━━━ EXCERPTED DATA
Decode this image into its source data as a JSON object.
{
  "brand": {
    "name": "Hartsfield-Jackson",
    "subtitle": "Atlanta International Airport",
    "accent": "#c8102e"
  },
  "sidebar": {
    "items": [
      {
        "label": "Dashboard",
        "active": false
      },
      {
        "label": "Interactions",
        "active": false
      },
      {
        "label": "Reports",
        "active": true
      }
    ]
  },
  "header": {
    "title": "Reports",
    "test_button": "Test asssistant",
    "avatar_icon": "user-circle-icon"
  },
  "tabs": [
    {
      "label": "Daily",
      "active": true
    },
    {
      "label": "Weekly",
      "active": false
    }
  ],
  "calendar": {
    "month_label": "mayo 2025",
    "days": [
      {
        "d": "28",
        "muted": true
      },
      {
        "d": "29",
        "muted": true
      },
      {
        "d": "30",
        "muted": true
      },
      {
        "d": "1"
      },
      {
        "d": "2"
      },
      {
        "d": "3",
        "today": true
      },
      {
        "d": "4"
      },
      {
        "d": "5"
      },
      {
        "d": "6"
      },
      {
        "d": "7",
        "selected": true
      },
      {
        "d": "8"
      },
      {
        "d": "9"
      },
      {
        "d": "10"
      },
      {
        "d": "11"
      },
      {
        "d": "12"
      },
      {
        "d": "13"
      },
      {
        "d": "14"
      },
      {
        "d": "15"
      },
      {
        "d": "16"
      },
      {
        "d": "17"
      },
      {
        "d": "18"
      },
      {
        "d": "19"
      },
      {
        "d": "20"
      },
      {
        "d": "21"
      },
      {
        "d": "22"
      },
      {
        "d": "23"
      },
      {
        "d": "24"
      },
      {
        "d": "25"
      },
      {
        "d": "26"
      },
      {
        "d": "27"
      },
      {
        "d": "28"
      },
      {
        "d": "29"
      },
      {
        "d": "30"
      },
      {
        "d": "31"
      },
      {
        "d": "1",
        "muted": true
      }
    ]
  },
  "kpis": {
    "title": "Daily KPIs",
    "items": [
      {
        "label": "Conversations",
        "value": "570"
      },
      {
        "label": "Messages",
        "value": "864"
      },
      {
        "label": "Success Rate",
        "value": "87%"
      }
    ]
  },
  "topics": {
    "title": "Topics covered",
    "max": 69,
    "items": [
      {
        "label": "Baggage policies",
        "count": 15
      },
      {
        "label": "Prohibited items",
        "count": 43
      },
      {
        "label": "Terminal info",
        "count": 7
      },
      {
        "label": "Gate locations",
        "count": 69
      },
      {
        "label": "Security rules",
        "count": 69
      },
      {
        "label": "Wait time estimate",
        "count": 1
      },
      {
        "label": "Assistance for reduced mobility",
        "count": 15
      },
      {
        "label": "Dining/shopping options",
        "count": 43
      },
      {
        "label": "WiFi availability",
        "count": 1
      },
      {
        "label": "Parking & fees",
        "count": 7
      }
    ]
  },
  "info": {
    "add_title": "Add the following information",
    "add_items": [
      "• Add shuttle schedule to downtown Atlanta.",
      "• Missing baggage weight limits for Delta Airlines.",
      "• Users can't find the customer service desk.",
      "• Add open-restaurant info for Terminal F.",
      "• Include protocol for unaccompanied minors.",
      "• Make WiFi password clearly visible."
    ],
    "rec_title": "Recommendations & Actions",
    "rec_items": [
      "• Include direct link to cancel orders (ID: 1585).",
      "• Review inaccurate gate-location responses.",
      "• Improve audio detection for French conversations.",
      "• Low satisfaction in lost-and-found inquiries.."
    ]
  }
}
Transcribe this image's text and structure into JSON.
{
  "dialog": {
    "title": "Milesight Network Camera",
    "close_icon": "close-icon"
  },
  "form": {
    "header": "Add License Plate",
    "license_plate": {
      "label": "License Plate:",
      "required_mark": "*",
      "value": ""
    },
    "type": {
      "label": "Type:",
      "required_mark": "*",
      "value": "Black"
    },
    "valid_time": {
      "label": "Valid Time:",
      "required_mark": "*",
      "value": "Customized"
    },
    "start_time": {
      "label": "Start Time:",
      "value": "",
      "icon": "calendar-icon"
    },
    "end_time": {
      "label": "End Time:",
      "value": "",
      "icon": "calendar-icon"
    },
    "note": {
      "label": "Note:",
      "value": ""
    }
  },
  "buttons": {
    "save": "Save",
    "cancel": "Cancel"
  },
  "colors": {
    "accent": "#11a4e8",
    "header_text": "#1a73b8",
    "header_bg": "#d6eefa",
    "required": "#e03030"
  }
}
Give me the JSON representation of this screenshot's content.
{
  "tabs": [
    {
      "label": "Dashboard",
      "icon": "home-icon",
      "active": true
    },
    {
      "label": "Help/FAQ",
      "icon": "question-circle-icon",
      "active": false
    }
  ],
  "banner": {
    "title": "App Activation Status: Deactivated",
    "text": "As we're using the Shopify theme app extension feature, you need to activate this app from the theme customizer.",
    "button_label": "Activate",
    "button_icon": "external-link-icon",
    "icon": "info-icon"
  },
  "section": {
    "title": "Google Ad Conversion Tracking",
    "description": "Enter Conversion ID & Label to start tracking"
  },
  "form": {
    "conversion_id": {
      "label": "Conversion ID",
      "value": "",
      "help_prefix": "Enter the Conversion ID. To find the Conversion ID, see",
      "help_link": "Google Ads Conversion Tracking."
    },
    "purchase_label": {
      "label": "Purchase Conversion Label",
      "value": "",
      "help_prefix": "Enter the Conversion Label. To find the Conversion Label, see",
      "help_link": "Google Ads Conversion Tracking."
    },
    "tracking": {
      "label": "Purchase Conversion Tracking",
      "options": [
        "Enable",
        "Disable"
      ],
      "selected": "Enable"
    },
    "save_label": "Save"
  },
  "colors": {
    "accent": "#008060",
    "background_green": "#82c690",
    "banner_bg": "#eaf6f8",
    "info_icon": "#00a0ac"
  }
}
━━━━━━
WRITTEN REQUEST >> In the entries above, find every line holding the word "Atlanta" and copy it out.

FINAL RESULT >>
    "subtitle": "Atlanta International Airport",
      "• Add shuttle schedule to downtown Atlanta.",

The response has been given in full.